▶ [CHALLENGE] Scan the records for the string "MANEJO"; copy each line where it occurs.

▶ [ROWS]
☆ ☆ ☆ ☆ ☆ ☆ ☆

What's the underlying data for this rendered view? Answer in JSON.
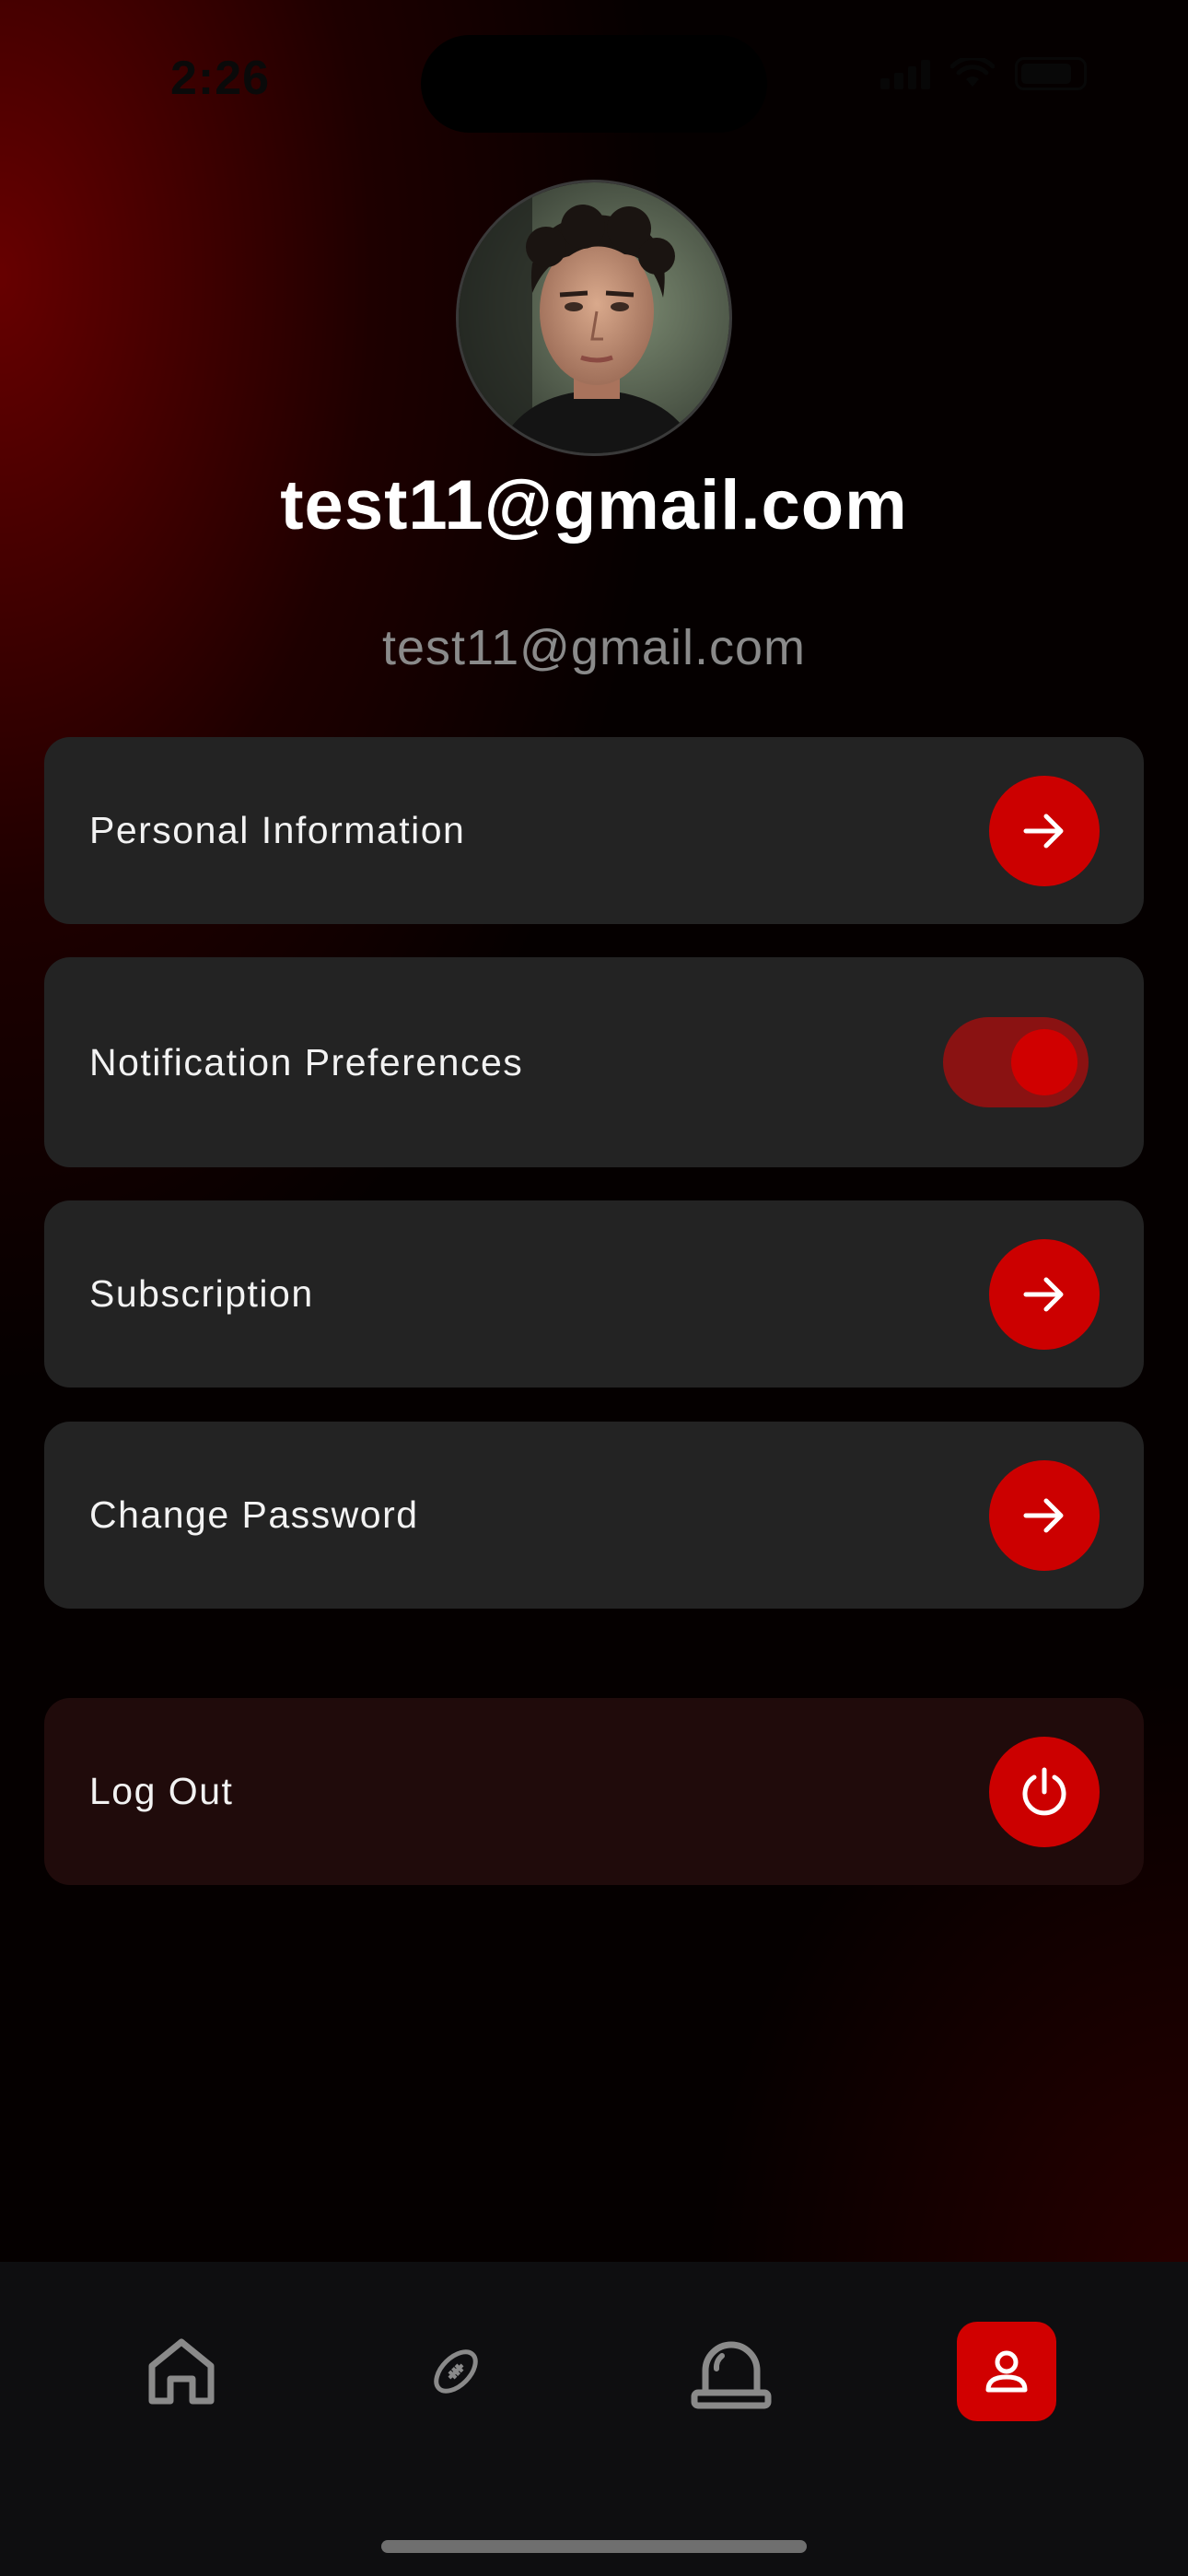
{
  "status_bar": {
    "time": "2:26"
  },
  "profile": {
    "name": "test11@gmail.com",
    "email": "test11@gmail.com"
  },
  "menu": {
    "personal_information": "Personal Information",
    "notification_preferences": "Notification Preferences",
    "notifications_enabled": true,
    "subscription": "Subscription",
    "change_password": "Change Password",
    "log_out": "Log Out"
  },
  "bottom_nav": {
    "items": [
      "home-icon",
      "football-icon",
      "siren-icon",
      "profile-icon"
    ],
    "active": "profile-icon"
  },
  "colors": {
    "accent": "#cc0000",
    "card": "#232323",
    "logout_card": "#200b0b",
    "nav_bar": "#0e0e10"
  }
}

☆ ☆ ☆ ☆ ☆ ☆ ☆

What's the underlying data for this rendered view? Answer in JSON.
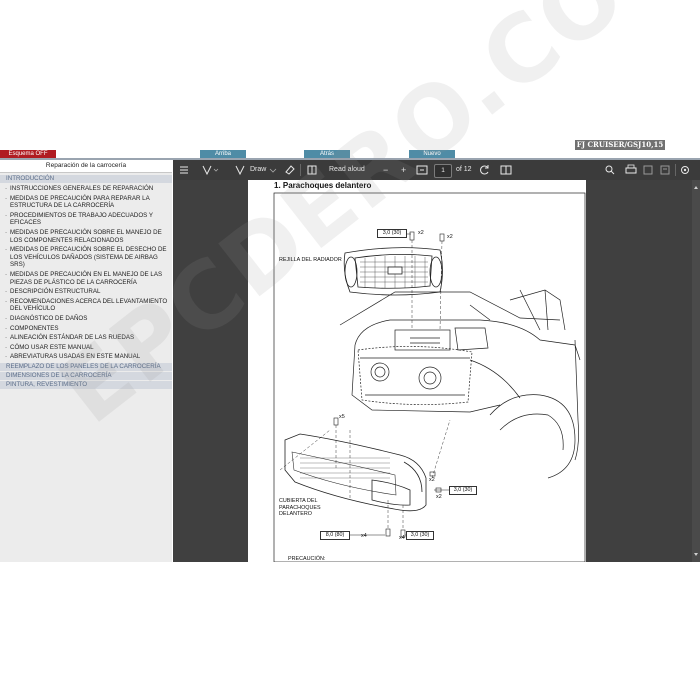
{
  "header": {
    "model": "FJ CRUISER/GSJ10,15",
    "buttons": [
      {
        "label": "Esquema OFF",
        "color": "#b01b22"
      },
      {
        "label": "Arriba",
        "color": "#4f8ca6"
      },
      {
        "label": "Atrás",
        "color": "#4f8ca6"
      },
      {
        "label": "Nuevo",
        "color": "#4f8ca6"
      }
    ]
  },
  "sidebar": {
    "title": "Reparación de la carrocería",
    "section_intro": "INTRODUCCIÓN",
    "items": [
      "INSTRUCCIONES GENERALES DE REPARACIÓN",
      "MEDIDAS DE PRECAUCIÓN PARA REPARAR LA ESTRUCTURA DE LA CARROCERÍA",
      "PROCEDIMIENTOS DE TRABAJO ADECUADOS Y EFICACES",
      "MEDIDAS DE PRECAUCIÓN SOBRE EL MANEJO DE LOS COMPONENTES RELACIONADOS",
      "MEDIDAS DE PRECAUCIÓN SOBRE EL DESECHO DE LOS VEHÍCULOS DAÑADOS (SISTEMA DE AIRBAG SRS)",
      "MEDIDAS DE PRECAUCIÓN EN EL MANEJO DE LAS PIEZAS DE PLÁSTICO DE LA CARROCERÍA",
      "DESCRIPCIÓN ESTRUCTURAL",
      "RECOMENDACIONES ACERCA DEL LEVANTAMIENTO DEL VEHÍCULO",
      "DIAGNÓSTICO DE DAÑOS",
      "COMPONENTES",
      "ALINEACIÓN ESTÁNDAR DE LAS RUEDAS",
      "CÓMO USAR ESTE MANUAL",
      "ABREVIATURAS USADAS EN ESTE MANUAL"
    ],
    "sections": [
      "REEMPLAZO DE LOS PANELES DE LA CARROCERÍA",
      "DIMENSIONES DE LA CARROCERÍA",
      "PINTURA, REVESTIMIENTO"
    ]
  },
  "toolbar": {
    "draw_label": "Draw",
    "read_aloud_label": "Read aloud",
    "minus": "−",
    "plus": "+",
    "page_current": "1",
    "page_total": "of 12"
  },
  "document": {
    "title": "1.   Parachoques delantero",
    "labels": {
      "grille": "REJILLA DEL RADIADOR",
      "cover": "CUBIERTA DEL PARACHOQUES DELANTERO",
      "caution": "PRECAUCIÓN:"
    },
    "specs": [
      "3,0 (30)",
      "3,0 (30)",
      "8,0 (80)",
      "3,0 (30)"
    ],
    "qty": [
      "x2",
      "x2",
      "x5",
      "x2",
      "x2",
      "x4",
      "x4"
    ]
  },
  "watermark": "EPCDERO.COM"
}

☆ ☆ ☆ ☆ ☆ ☆ ☆

▶ [WRITTEN SOLUTION]
      "MEDIDAS DE PRECAUCIÓN SOBRE EL MANEJO DE LOS COMPONENTES RELACIONADOS",
      "MEDIDAS DE PRECAUCIÓN EN EL MANEJO DE LAS PIEZAS DE PLÁSTICO DE LA CARROCERÍA",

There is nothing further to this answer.